== GIVEN TEXT ==

At the end of the set, the band went into a heavy funk song, and in the middle of that there was, predictably enough, a breakdown section where each musician got to solo. Not as predictably, each musician actually shined and didn't go off on a self-indulgently drawn out passage. The band left the stage but the crowd demanded an encore and was rewarded with a two-song performance.

The last number included a guy who will fill in on the band's upcoming, two and a half month tour and it was a funky blues song that would have been way too Zeppelin-esque if someone else had done it. With Tantric Picasso, however, it didn't seem like an overworked rock and roll cliché because there's real passion and an richness of spirit to how this band plays its music.

Before Tantric's set, the five members of the Marrow set up two drum sets, two guitar rigs, a keyboard station in the back with keys facing each other and what looked like an auto harp in the middle on a table thing with bells on top to strike with mallets. Next to this, was a stand with chimes hanging off. What came forth once the band got going was a beautiful and brilliant synthesis of jazz, space rock, dream pop and the avant-garde. What was most impressive in some ways was how the two drummers played complementary rhythms and textures but never seemed to be playing the same thing.

The simple melodies and the subtle but deep layers of each song and how the members seemed to effortlessly contribute an important section of a song without stumbling over each other both vocally and instrumentally was a thing of beauty in itself. Musically, it had that same quality of feeling you get from Broadcast's more organic songs and the ghostlier side of St. Vincent.

===
== INFORMATION PROVIDED ==

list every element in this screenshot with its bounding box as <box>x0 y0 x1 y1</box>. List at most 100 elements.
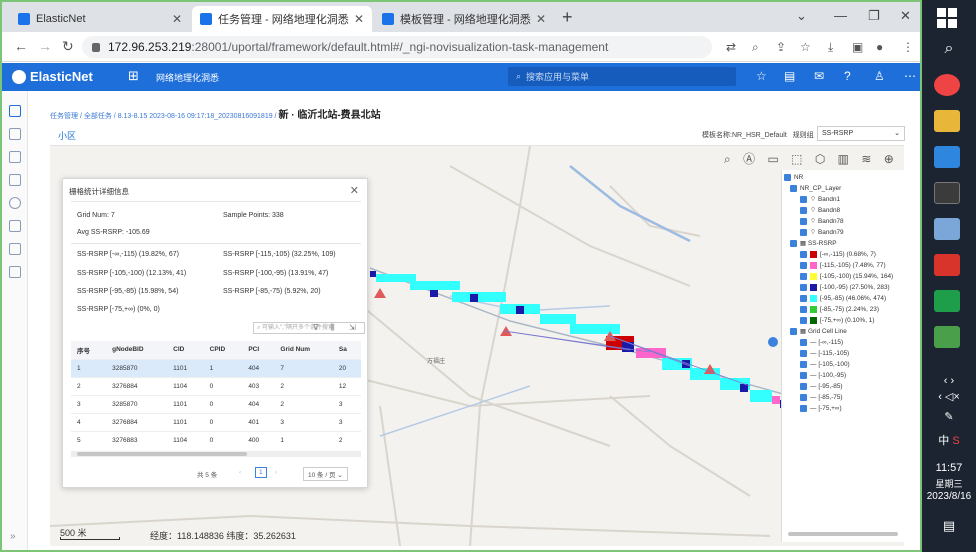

===

- _TASKS TO PERFORM_:
1. According to the concert review, how long is the upcoming tour that the guest on the last encore song will fill in on?
2. Reproduce the stretch of the concert review from "Before Tantric's set, the" through "the same thing.".
3. Continue the concert review, starting after its final sentence.

- _TASK-BY-TASK RESULTS_:
1. Two and a half months.

2.
Before Tantric's set, the five members of the Marrow set up two drum sets, two guitar rigs, a keyboard station in the back with keys facing each other and what looked like an auto harp in the middle on a table thing with bells on top to strike with mallets. Next to this, was a stand with chimes hanging off. What came forth once the band got going was a beautiful and brilliant synthesis of jazz, space rock, dream pop and the avant-garde. What was most impressive in some ways was how the two drummers played complementary rhythms and textures but never seemed to be playing the same thing.

3.
Whether or not it's true, this band's performance and songwriting made it feel like you were getting to see a group of people, all talented songwriters and musicians in their own right, who somehow found a way to work together effectively to create something than any of them could individually. Tania Katz's expressive vocals were the most prominent throughout the set but pretty much everyone sang at some point and all well.

When Tommy and the Tangerines took the stage it seemed like someone had brought everyone from their CU Boulder dorm down and there sure was a lot of dancing, the kind that Dave Chappelle talked about in his skit featuring John Mayer. Nonetheless it was kind of refreshing to see people dancing enthusiastically, having fun and participating in the show. It was that kind of blue-eyed soul power pop that happened in the early '80s that some of us have heard so often it fails to have an effect anymore -- like Plimsouls or Orange Juice, but without the ferocity and, well, soul.

The whole thing resembled what Henry Rollins has referred to as "college rock," as in seemingly different but fundamentally pretty mainstream. Frontman Michael Carrol, though, could not be denied. He struck poses and made faces throughout the show and otherwise served as a charismatic figure that kept your attention, even when the band went off the northern soul thing and into more conventional territory. After the band finished its set with a song about getting wasted, the instant crowd seemed to disappear almost completely and as quickly as it appeared.

Earlier in the evening, Safe Boating Is No Accident played a set that made it seem like a completely different band than what anyone who last saw the group more than two or three months ago. No inspired gimmicks. No obvious attempts to thwart the crowd's expectations with a brilliant and wicked joke. Neil McCormick wasn't playing an upright bass. Leighton Peterson wasn't playing an acoustic guitar. Rather, this Safe Boating was a raw, almost edgy, power pop band stripped of obvious performance art leanings, except in the lyrics where close attention made you realize that the guys haven't dropped their sharp sense of humor.


Personal Bias: Was hoping Tantric Picasso and the Marrow would be good live and wasn't disappointed.

Random Detail: Ran into DIY promoter Claudia Woodman and Julia Wild at the show.

By the Way: Tantric Picasso spent a good deal of the previous evening making homemade CD covers with glue, knick knacks and plastic covers. Each unique. More bands should do this.